## The request:
In full and without alteration, repeat the material.

[Rows from a dataset]
* * * * * * * * *

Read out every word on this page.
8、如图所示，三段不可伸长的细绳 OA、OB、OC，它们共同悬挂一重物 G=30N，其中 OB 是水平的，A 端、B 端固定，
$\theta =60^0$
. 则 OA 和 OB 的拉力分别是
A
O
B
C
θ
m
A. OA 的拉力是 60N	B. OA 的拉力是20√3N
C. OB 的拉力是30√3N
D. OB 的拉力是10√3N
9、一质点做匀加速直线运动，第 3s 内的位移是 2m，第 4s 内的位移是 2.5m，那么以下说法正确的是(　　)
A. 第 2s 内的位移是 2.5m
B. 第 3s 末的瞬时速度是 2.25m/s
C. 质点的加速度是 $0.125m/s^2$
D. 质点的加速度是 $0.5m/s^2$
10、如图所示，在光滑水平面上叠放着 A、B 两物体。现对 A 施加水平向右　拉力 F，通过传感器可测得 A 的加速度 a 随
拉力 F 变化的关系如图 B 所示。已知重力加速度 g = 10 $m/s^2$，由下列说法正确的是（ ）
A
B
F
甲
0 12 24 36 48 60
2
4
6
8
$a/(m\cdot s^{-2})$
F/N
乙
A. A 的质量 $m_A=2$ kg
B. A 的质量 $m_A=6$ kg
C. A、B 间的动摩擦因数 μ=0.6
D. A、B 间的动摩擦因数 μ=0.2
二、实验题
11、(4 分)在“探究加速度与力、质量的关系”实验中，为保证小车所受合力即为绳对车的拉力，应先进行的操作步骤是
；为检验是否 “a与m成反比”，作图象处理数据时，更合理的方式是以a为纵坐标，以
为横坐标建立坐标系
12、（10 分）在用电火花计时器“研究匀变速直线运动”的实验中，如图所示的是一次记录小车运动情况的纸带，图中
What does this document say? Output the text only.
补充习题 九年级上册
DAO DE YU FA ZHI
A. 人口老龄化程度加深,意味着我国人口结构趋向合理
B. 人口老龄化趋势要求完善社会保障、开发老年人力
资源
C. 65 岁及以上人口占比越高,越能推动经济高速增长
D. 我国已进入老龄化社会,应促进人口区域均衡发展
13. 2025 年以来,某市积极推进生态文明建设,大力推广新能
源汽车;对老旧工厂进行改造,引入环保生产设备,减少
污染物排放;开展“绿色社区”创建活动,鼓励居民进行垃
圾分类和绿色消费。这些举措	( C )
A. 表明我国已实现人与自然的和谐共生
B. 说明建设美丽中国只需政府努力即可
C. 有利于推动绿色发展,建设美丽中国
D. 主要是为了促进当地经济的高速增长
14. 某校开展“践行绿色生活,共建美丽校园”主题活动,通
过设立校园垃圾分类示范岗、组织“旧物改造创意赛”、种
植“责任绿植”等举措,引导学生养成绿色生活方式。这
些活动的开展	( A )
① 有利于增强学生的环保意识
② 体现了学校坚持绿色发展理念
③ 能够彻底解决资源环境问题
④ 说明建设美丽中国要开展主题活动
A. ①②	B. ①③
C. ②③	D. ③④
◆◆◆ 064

* * * * * * * * *

## Result below:
Read out every word on this page.
8、如图所示，三段不可伸长的细绳 OA、OB、OC，它们共同悬挂一重物 G=30N，其中 OB 是水平的，A 端、B 端固定，
$\theta =60^0$
. 则 OA 和 OB 的拉力分别是
A
O
B
C
θ
m
A. OA 的拉力是 60N	B. OA 的拉力是20√3N
C. OB 的拉力是30√3N
D. OB 的拉力是10√3N
9、一质点做匀加速直线运动，第 3s 内的位移是 2m，第 4s 内的位移是 2.5m，那么以下说法正确的是(　　)
A. 第 2s 内的位移是 2.5m
B. 第 3s 末的瞬时速度是 2.25m/s
C. 质点的加速度是 $0.125m/s^2$
D. 质点的加速度是 $0.5m/s^2$
10、如图所示，在光滑水平面上叠放着 A、B 两物体。现对 A 施加水平向右　拉力 F，通过传感器可测得 A 的加速度 a 随
拉力 F 变化的关系如图 B 所示。已知重力加速度 g = 10 $m/s^2$，由下列说法正确的是（ ）
A
B
F
甲
0 12 24 36 48 60
2
4
6
8
$a/(m\cdot s^{-2})$
F/N
乙
A. A 的质量 $m_A=2$ kg
B. A 的质量 $m_A=6$ kg
C. A、B 间的动摩擦因数 μ=0.6
D. A、B 间的动摩擦因数 μ=0.2
二、实验题
11、(4 分)在“探究加速度与力、质量的关系”实验中，为保证小车所受合力即为绳对车的拉力，应先进行的操作步骤是
；为检验是否 “a与m成反比”，作图象处理数据时，更合理的方式是以a为纵坐标，以
为横坐标建立坐标系
12、（10 分）在用电火花计时器“研究匀变速直线运动”的实验中，如图所示的是一次记录小车运动情况的纸带，图中
What does this document say? Output the text only.
补充习题 九年级上册
DAO DE YU FA ZHI
A. 人口老龄化程度加深,意味着我国人口结构趋向合理
B. 人口老龄化趋势要求完善社会保障、开发老年人力
资源
C. 65 岁及以上人口占比越高,越能推动经济高速增长
D. 我国已进入老龄化社会,应促进人口区域均衡发展
13. 2025 年以来,某市积极推进生态文明建设,大力推广新能
源汽车;对老旧工厂进行改造,引入环保生产设备,减少
污染物排放;开展“绿色社区”创建活动,鼓励居民进行垃
圾分类和绿色消费。这些举措	( C )
A. 表明我国已实现人与自然的和谐共生
B. 说明建设美丽中国只需政府努力即可
C. 有利于推动绿色发展,建设美丽中国
D. 主要是为了促进当地经济的高速增长
14. 某校开展“践行绿色生活,共建美丽校园”主题活动,通
过设立校园垃圾分类示范岗、组织“旧物改造创意赛”、种
植“责任绿植”等举措,引导学生养成绿色生活方式。这
些活动的开展	( A )
① 有利于增强学生的环保意识
② 体现了学校坚持绿色发展理念
③ 能够彻底解决资源环境问题
④ 说明建设美丽中国要开展主题活动
A. ①②	B. ①③
C. ②③	D. ③④
◆◆◆ 064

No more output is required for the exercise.